WHAT YOU WILL DO. Count every line that has the word "clase". Give the number, without anything more.

RECORDED INFORMATION.
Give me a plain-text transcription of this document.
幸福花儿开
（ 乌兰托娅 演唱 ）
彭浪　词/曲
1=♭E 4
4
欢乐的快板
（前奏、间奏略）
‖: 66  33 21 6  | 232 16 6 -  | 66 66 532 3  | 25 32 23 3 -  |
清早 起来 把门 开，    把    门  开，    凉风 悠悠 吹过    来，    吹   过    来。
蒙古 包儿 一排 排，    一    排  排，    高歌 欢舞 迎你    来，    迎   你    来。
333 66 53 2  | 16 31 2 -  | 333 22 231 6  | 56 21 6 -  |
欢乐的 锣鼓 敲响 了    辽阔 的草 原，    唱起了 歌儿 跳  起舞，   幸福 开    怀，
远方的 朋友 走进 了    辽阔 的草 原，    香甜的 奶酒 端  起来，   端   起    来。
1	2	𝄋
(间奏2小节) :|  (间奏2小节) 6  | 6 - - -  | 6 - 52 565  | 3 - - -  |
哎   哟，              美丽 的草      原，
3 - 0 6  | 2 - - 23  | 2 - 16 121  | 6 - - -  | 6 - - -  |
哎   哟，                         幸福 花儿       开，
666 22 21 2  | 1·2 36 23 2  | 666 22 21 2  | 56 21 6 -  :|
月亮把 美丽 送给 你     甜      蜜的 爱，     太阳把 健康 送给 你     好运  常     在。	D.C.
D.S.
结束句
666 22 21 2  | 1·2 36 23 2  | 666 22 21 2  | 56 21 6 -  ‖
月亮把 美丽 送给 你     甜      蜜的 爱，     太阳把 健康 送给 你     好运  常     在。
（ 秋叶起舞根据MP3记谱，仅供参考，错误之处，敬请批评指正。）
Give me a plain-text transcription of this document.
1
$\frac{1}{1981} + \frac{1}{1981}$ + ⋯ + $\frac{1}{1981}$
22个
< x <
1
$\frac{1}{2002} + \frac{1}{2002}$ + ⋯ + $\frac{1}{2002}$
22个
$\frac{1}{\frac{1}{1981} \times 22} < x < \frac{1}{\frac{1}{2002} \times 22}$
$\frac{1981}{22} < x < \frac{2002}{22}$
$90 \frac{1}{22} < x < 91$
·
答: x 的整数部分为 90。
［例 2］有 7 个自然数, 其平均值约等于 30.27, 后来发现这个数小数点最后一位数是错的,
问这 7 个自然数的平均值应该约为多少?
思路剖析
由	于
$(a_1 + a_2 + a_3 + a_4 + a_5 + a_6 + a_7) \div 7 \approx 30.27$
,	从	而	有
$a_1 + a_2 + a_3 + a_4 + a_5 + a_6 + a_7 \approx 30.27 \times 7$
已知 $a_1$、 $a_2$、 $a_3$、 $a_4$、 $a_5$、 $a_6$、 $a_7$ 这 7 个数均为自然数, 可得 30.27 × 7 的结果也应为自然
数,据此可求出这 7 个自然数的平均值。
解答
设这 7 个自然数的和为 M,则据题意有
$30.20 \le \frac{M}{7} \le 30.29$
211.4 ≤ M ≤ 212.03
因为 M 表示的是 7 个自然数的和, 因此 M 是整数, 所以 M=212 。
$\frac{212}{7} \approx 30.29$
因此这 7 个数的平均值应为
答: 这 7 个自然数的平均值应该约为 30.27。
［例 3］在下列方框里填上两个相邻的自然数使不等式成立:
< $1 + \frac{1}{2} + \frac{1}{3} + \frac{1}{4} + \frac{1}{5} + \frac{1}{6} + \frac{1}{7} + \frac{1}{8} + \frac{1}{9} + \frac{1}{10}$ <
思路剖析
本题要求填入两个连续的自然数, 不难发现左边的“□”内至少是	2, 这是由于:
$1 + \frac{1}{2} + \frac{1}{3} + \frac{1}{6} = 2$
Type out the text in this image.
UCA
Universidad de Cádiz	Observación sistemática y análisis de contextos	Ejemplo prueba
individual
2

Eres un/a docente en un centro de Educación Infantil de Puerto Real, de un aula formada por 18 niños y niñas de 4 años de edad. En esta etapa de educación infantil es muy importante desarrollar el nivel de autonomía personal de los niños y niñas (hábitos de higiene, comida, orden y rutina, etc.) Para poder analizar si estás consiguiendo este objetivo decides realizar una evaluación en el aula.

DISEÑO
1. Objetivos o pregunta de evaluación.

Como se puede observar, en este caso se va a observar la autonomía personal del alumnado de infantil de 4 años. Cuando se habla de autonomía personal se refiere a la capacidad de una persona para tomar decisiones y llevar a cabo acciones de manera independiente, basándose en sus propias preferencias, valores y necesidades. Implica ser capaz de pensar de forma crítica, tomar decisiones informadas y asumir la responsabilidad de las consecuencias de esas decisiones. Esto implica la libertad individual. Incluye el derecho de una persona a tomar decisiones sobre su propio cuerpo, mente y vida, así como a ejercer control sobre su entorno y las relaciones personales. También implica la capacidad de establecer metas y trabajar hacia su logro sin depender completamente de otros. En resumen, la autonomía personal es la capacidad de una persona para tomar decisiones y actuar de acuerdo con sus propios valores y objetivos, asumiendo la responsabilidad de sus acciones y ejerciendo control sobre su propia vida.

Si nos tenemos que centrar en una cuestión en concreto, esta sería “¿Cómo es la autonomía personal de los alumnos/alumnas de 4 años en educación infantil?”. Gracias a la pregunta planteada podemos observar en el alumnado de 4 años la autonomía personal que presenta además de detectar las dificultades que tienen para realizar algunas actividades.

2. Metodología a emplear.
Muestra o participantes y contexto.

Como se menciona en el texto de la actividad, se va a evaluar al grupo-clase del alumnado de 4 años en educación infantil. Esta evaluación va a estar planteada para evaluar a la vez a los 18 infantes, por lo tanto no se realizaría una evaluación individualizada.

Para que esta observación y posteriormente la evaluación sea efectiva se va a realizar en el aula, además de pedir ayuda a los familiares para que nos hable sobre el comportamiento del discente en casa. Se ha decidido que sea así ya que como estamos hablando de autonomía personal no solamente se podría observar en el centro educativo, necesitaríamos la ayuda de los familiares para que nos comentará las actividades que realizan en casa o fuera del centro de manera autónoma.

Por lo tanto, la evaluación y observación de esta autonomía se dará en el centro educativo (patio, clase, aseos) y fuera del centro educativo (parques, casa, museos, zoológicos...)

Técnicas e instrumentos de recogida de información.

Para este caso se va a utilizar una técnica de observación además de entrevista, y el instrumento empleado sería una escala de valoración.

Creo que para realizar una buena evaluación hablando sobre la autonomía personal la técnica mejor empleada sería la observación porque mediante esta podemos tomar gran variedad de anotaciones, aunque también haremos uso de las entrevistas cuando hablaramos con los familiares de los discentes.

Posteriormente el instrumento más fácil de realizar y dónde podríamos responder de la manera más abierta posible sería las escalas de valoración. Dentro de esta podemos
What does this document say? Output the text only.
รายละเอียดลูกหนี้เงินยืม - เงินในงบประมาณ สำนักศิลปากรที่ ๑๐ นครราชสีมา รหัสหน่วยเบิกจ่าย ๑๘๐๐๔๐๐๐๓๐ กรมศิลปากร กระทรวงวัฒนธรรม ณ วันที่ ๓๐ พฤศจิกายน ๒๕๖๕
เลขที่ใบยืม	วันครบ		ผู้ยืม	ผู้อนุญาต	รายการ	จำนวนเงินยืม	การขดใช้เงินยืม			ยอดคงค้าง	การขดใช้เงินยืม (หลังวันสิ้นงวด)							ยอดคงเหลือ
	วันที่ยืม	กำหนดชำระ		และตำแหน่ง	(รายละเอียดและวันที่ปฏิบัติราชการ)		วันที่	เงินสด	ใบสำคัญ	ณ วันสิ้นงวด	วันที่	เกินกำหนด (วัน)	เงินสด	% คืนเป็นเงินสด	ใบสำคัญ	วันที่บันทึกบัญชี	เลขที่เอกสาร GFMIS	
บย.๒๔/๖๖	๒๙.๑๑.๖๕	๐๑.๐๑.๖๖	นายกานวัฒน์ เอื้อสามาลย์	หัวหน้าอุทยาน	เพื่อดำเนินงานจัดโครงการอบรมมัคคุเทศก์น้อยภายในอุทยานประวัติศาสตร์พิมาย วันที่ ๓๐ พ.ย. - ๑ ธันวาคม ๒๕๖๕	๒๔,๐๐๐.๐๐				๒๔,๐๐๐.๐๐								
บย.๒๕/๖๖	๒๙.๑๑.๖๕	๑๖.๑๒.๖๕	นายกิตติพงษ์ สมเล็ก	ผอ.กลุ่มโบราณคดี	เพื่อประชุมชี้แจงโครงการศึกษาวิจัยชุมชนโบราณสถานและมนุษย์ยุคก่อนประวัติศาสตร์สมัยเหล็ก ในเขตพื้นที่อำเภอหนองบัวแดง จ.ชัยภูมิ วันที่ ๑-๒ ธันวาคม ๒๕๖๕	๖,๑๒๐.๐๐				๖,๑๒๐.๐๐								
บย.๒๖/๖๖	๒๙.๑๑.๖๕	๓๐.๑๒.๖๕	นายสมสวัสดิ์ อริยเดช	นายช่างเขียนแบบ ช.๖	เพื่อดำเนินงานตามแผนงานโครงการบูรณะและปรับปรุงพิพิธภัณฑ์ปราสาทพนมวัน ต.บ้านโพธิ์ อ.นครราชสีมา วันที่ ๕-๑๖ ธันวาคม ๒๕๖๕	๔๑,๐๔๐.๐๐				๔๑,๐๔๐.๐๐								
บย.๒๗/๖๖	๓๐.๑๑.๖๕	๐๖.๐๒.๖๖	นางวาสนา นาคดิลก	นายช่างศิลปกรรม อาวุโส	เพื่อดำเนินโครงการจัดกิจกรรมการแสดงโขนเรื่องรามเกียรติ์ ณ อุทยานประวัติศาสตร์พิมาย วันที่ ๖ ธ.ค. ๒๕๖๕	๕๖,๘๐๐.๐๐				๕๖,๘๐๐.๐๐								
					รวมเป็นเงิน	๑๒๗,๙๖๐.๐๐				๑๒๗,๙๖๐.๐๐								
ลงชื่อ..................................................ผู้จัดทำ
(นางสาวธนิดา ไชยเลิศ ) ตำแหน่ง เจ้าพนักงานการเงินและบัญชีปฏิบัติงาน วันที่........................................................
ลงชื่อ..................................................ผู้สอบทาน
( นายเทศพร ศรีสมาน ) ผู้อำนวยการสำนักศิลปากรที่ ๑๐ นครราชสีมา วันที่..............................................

THE RESULT. 2